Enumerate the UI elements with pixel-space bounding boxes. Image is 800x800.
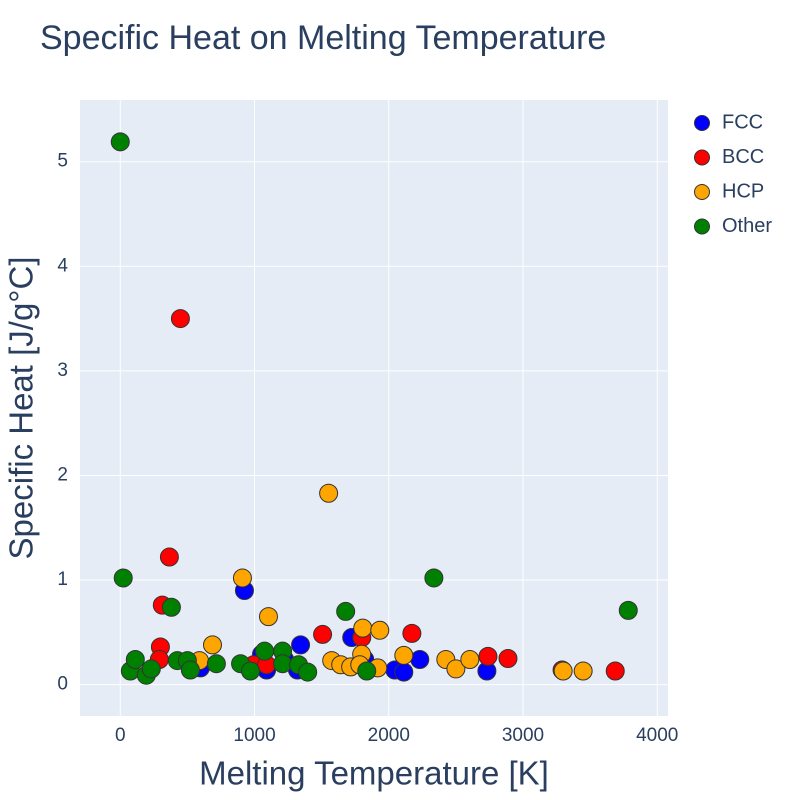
point <box>125 650 145 670</box>
y-axis-title: Specific Heat [J/g°C] <box>3 257 40 560</box>
point <box>170 309 190 329</box>
point <box>232 568 252 588</box>
x-tick-label: 2000 <box>368 725 410 746</box>
legend-marker[interactable] <box>694 184 710 200</box>
chart-title: Specific Heat on Melting Temperature <box>40 19 606 57</box>
legend-marker[interactable] <box>694 149 710 166</box>
point <box>110 132 130 152</box>
legend-label[interactable]: Other <box>722 215 772 237</box>
legend-label[interactable]: BCC <box>722 146 764 168</box>
legend-label[interactable]: FCC <box>722 111 763 133</box>
point <box>353 618 373 638</box>
point <box>460 650 480 670</box>
x-tick-label: 3000 <box>502 725 544 746</box>
point <box>478 646 498 666</box>
point <box>141 659 161 679</box>
point <box>605 661 625 681</box>
point <box>402 623 422 643</box>
point <box>618 600 638 620</box>
point <box>113 568 133 588</box>
legend-marker[interactable] <box>694 115 710 131</box>
point <box>357 661 377 681</box>
point <box>410 650 430 670</box>
point <box>258 607 278 627</box>
y-tick-label: 2 <box>57 464 68 485</box>
point <box>291 635 311 655</box>
point <box>319 483 339 503</box>
point <box>573 661 593 681</box>
point <box>159 547 179 567</box>
point <box>161 597 181 617</box>
x-axis-title: Melting Temperature [K] <box>199 755 549 792</box>
x-tick-label: 4000 <box>636 725 678 746</box>
y-tick-label: 4 <box>57 255 68 276</box>
point <box>336 601 356 621</box>
point <box>203 635 223 655</box>
point <box>394 662 414 682</box>
y-tick-label: 3 <box>57 360 68 381</box>
y-tick-label: 0 <box>57 674 68 695</box>
point <box>273 654 293 674</box>
point <box>553 661 573 681</box>
point <box>313 624 333 644</box>
y-tick-label: 5 <box>57 151 68 172</box>
x-tick-label: 1000 <box>233 725 275 746</box>
point <box>206 654 226 674</box>
point <box>240 661 260 681</box>
point <box>394 645 414 665</box>
point <box>370 620 390 640</box>
legend-marker[interactable] <box>694 218 710 235</box>
point <box>298 662 318 682</box>
x-tick-label: 0 <box>115 725 126 746</box>
point <box>255 641 275 661</box>
y-tick-label: 1 <box>57 569 68 590</box>
legend-label[interactable]: HCP <box>722 180 764 202</box>
point <box>180 660 200 680</box>
point <box>424 568 444 588</box>
point <box>498 648 518 668</box>
point <box>446 659 466 679</box>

> **Aim of the task**
Could you rename "Melting Temperature" to "Melting Point" throughout the listing above and give it back otherwise unchanged, leaving out the pictures?

> **Completed exercise**
Enumerate the UI elements with pixel-space bounding boxes. Image is 800x800.
point <box>125 650 145 670</box>
y-axis-title: Specific Heat [J/g°C] <box>3 257 40 560</box>
point <box>170 309 190 329</box>
point <box>232 568 252 588</box>
x-tick-label: 2000 <box>368 725 410 746</box>
legend-marker[interactable] <box>694 184 710 200</box>
chart-title: Specific Heat on Melting Point <box>40 19 606 57</box>
legend-marker[interactable] <box>694 149 710 166</box>
point <box>110 132 130 152</box>
legend-label[interactable]: Other <box>722 215 772 237</box>
legend-label[interactable]: BCC <box>722 146 764 168</box>
legend-label[interactable]: FCC <box>722 111 763 133</box>
point <box>353 618 373 638</box>
point <box>460 650 480 670</box>
x-tick-label: 3000 <box>502 725 544 746</box>
point <box>478 646 498 666</box>
point <box>141 659 161 679</box>
point <box>605 661 625 681</box>
point <box>402 623 422 643</box>
point <box>618 600 638 620</box>
point <box>113 568 133 588</box>
legend-marker[interactable] <box>694 115 710 131</box>
point <box>357 661 377 681</box>
point <box>410 650 430 670</box>
point <box>258 607 278 627</box>
y-tick-label: 2 <box>57 464 68 485</box>
point <box>291 635 311 655</box>
point <box>319 483 339 503</box>
point <box>573 661 593 681</box>
point <box>159 547 179 567</box>
point <box>161 597 181 617</box>
x-axis-title: Melting Point [K] <box>199 755 549 792</box>
x-tick-label: 4000 <box>636 725 678 746</box>
y-tick-label: 4 <box>57 255 68 276</box>
point <box>336 601 356 621</box>
point <box>203 635 223 655</box>
point <box>394 662 414 682</box>
y-tick-label: 3 <box>57 360 68 381</box>
y-tick-label: 0 <box>57 674 68 695</box>
point <box>273 654 293 674</box>
point <box>553 661 573 681</box>
point <box>313 624 333 644</box>
y-tick-label: 5 <box>57 151 68 172</box>
x-tick-label: 1000 <box>233 725 275 746</box>
point <box>206 654 226 674</box>
point <box>240 661 260 681</box>
point <box>394 645 414 665</box>
point <box>370 620 390 640</box>
legend-marker[interactable] <box>694 218 710 235</box>
point <box>298 662 318 682</box>
x-tick-label: 0 <box>115 725 126 746</box>
point <box>255 641 275 661</box>
y-tick-label: 1 <box>57 569 68 590</box>
legend-label[interactable]: HCP <box>722 180 764 202</box>
point <box>180 660 200 680</box>
point <box>424 568 444 588</box>
point <box>498 648 518 668</box>
point <box>446 659 466 679</box>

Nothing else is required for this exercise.